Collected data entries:
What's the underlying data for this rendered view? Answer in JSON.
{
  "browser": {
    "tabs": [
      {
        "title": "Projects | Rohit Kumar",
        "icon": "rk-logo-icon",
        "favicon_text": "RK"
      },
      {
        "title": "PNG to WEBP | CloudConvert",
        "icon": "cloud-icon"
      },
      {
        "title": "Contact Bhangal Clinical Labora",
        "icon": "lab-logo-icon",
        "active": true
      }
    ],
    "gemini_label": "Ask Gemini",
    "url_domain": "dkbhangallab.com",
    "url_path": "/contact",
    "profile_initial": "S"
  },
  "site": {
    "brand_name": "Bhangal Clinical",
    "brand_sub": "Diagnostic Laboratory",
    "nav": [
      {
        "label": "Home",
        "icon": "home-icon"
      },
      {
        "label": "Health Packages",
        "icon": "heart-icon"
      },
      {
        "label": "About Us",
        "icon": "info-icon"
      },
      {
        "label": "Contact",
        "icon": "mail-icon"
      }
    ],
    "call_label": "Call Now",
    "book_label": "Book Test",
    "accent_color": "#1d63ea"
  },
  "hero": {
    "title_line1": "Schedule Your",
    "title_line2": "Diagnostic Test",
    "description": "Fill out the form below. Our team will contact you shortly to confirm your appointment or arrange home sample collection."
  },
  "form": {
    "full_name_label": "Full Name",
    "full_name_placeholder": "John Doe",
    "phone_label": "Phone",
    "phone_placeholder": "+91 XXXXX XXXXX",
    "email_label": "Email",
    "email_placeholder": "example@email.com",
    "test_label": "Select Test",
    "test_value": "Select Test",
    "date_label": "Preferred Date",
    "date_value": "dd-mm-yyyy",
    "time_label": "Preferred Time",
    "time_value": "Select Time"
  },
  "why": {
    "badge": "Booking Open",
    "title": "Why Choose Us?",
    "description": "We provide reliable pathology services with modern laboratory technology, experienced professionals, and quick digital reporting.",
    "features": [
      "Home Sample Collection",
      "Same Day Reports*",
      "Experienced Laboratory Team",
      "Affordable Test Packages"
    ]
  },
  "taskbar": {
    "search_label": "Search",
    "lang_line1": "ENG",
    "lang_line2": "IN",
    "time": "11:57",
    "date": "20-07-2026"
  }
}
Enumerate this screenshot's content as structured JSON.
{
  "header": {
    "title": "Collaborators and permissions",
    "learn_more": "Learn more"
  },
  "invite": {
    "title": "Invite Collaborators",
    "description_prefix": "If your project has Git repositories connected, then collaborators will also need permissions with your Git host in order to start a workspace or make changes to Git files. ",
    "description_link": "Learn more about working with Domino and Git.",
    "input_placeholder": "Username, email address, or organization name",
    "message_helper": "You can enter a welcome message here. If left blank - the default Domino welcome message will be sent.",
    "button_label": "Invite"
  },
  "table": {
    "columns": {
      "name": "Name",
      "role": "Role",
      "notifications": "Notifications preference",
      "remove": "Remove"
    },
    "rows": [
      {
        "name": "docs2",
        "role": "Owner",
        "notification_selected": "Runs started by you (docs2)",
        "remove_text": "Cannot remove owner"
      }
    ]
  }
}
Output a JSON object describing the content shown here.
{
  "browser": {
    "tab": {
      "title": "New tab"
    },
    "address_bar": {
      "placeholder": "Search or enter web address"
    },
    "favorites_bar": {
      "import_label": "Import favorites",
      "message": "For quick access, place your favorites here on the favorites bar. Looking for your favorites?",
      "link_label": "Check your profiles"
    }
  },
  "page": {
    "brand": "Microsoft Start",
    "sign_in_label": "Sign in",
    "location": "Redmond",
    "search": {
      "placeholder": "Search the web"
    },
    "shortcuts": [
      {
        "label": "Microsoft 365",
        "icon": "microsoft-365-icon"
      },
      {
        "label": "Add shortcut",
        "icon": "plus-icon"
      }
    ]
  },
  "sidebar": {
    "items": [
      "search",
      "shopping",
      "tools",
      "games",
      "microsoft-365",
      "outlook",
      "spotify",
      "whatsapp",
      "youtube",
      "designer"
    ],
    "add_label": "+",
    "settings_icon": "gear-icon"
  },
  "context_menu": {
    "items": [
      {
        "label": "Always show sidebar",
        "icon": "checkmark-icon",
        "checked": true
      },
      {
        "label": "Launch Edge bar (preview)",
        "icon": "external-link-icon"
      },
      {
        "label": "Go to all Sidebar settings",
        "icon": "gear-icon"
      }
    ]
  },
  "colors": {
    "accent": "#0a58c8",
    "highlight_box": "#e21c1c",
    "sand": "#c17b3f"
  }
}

## WHAT YOU ARE ASKED TO DO
Write out the entries in full, exactly as given.

## RESULT
What's the underlying data for this rendered view? Answer in JSON.
{
  "browser": {
    "tabs": [
      {
        "title": "Projects | Rohit Kumar",
        "icon": "rk-logo-icon",
        "favicon_text": "RK"
      },
      {
        "title": "PNG to WEBP | CloudConvert",
        "icon": "cloud-icon"
      },
      {
        "title": "Contact Bhangal Clinical Labora",
        "icon": "lab-logo-icon",
        "active": true
      }
    ],
    "gemini_label": "Ask Gemini",
    "url_domain": "dkbhangallab.com",
    "url_path": "/contact",
    "profile_initial": "S"
  },
  "site": {
    "brand_name": "Bhangal Clinical",
    "brand_sub": "Diagnostic Laboratory",
    "nav": [
      {
        "label": "Home",
        "icon": "home-icon"
      },
      {
        "label": "Health Packages",
        "icon": "heart-icon"
      },
      {
        "label": "About Us",
        "icon": "info-icon"
      },
      {
        "label": "Contact",
        "icon": "mail-icon"
      }
    ],
    "call_label": "Call Now",
    "book_label": "Book Test",
    "accent_color": "#1d63ea"
  },
  "hero": {
    "title_line1": "Schedule Your",
    "title_line2": "Diagnostic Test",
    "description": "Fill out the form below. Our team will contact you shortly to confirm your appointment or arrange home sample collection."
  },
  "form": {
    "full_name_label": "Full Name",
    "full_name_placeholder": "John Doe",
    "phone_label": "Phone",
    "phone_placeholder": "+91 XXXXX XXXXX",
    "email_label": "Email",
    "email_placeholder": "example@email.com",
    "test_label": "Select Test",
    "test_value": "Select Test",
    "date_label": "Preferred Date",
    "date_value": "dd-mm-yyyy",
    "time_label": "Preferred Time",
    "time_value": "Select Time"
  },
  "why": {
    "badge": "Booking Open",
    "title": "Why Choose Us?",
    "description": "We provide reliable pathology services with modern laboratory technology, experienced professionals, and quick digital reporting.",
    "features": [
      "Home Sample Collection",
      "Same Day Reports*",
      "Experienced Laboratory Team",
      "Affordable Test Packages"
    ]
  },
  "taskbar": {
    "search_label": "Search",
    "lang_line1": "ENG",
    "lang_line2": "IN",
    "time": "11:57",
    "date": "20-07-2026"
  }
}
Enumerate this screenshot's content as structured JSON.
{
  "header": {
    "title": "Collaborators and permissions",
    "learn_more": "Learn more"
  },
  "invite": {
    "title": "Invite Collaborators",
    "description_prefix": "If your project has Git repositories connected, then collaborators will also need permissions with your Git host in order to start a workspace or make changes to Git files. ",
    "description_link": "Learn more about working with Domino and Git.",
    "input_placeholder": "Username, email address, or organization name",
    "message_helper": "You can enter a welcome message here. If left blank - the default Domino welcome message will be sent.",
    "button_label": "Invite"
  },
  "table": {
    "columns": {
      "name": "Name",
      "role": "Role",
      "notifications": "Notifications preference",
      "remove": "Remove"
    },
    "rows": [
      {
        "name": "docs2",
        "role": "Owner",
        "notification_selected": "Runs started by you (docs2)",
        "remove_text": "Cannot remove owner"
      }
    ]
  }
}
Output a JSON object describing the content shown here.
{
  "browser": {
    "tab": {
      "title": "New tab"
    },
    "address_bar": {
      "placeholder": "Search or enter web address"
    },
    "favorites_bar": {
      "import_label": "Import favorites",
      "message": "For quick access, place your favorites here on the favorites bar. Looking for your favorites?",
      "link_label": "Check your profiles"
    }
  },
  "page": {
    "brand": "Microsoft Start",
    "sign_in_label": "Sign in",
    "location": "Redmond",
    "search": {
      "placeholder": "Search the web"
    },
    "shortcuts": [
      {
        "label": "Microsoft 365",
        "icon": "microsoft-365-icon"
      },
      {
        "label": "Add shortcut",
        "icon": "plus-icon"
      }
    ]
  },
  "sidebar": {
    "items": [
      "search",
      "shopping",
      "tools",
      "games",
      "microsoft-365",
      "outlook",
      "spotify",
      "whatsapp",
      "youtube",
      "designer"
    ],
    "add_label": "+",
    "settings_icon": "gear-icon"
  },
  "context_menu": {
    "items": [
      {
        "label": "Always show sidebar",
        "icon": "checkmark-icon",
        "checked": true
      },
      {
        "label": "Launch Edge bar (preview)",
        "icon": "external-link-icon"
      },
      {
        "label": "Go to all Sidebar settings",
        "icon": "gear-icon"
      }
    ]
  },
  "colors": {
    "accent": "#0a58c8",
    "highlight_box": "#e21c1c",
    "sand": "#c17b3f"
  }
}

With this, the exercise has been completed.